··· Extracted information ···

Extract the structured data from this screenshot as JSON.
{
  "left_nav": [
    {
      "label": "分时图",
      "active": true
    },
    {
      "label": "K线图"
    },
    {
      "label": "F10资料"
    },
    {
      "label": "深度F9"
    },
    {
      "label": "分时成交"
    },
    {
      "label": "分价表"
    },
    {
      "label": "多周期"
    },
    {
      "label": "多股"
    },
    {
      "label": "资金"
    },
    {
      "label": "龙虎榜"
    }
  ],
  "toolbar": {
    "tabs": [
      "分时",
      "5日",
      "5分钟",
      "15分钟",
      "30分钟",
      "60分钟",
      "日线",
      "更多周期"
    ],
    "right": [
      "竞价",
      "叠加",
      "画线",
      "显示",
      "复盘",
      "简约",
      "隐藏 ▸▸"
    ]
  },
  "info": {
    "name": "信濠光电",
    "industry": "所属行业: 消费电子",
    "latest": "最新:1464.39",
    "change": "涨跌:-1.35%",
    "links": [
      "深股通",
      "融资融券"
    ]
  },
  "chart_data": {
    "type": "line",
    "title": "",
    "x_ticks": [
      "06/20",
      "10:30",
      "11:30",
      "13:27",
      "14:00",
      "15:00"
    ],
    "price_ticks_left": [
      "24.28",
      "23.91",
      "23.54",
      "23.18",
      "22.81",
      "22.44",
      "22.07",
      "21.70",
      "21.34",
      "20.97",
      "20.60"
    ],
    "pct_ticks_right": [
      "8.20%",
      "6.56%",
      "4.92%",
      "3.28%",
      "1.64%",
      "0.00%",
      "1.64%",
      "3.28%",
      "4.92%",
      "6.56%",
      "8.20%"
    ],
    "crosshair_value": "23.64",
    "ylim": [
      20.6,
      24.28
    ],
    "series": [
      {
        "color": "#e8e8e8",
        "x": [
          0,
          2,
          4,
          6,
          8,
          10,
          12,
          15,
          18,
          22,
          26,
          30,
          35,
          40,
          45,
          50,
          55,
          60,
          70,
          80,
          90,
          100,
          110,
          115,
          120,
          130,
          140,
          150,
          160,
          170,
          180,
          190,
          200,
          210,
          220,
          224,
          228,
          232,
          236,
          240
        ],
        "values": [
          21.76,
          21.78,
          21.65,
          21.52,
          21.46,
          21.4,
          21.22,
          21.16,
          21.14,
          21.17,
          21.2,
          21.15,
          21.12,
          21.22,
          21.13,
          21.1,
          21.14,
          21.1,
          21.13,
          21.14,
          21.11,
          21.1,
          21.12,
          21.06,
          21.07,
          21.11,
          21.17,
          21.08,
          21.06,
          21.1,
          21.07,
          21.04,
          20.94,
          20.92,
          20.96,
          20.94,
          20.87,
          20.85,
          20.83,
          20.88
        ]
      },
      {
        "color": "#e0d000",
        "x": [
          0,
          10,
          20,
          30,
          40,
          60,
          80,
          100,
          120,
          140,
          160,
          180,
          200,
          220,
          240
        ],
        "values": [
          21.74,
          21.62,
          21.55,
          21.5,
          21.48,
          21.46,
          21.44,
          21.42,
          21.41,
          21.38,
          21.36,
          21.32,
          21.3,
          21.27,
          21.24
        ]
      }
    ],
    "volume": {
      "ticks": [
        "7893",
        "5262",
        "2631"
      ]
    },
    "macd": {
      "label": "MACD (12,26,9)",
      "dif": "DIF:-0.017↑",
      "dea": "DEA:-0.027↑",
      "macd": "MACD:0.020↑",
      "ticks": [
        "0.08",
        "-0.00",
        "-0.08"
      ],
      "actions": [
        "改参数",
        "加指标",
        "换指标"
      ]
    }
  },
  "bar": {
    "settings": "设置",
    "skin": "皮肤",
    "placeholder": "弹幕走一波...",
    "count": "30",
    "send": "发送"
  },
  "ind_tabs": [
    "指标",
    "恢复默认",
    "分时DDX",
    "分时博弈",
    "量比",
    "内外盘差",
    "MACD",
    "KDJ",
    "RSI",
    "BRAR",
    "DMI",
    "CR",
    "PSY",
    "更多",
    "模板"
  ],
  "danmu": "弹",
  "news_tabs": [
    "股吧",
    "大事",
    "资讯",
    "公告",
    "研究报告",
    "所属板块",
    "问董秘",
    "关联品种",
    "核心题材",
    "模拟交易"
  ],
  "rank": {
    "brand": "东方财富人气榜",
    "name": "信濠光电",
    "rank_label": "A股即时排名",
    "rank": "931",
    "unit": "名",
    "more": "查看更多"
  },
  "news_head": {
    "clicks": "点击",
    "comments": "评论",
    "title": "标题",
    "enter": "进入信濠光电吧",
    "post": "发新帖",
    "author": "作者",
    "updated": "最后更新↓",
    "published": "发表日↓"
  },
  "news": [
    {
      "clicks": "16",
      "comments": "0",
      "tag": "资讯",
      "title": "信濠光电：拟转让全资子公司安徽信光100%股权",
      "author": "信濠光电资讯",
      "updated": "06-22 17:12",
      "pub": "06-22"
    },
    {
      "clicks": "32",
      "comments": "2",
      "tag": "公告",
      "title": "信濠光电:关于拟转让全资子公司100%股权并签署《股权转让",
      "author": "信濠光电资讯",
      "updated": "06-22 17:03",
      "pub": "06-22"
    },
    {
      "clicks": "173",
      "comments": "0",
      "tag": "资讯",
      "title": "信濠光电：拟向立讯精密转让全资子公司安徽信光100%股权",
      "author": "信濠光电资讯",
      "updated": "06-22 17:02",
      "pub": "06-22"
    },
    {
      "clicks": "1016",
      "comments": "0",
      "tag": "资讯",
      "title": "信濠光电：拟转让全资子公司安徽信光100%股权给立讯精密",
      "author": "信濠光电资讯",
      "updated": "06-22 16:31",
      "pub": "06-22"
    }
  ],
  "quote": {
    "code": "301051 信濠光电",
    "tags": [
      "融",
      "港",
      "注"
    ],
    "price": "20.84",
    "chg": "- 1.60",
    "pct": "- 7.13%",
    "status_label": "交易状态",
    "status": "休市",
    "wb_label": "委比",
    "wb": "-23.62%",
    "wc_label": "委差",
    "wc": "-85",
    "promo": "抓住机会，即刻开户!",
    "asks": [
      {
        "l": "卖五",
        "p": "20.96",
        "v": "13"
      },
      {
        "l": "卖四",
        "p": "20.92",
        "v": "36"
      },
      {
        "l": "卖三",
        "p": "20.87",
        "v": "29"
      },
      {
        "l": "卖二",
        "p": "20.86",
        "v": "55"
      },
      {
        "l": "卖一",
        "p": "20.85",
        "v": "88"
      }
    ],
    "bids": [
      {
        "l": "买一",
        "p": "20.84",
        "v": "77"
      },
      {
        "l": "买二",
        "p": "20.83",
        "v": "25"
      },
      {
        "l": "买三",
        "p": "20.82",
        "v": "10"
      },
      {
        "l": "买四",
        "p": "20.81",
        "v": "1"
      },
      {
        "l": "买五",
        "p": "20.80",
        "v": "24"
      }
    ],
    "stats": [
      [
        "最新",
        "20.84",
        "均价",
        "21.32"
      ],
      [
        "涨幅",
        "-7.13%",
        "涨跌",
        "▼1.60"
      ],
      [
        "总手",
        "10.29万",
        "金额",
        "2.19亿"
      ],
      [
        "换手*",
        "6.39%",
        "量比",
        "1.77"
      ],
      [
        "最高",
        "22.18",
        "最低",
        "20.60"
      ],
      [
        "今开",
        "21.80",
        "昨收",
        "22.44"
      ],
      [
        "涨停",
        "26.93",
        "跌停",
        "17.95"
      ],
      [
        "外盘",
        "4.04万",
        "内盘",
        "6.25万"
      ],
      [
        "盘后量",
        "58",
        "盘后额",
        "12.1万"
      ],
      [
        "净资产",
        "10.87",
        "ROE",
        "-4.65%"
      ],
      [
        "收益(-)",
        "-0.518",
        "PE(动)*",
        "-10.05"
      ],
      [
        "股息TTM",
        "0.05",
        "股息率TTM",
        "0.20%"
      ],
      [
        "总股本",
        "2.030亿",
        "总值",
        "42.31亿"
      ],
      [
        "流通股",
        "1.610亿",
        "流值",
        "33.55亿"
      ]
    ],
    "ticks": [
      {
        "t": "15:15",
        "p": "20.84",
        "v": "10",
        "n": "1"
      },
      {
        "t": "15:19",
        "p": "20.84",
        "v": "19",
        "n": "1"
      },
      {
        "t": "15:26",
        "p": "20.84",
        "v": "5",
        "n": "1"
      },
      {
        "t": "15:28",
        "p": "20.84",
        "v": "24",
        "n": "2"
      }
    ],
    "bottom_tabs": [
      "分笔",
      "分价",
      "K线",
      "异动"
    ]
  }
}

···

● Aim
Pick out all the lines with the word "clicks" in them and copy them.

● Answer below
    "clicks": "点击",
      "clicks": "16",
      "clicks": "32",
      "clicks": "173",
      "clicks": "1016",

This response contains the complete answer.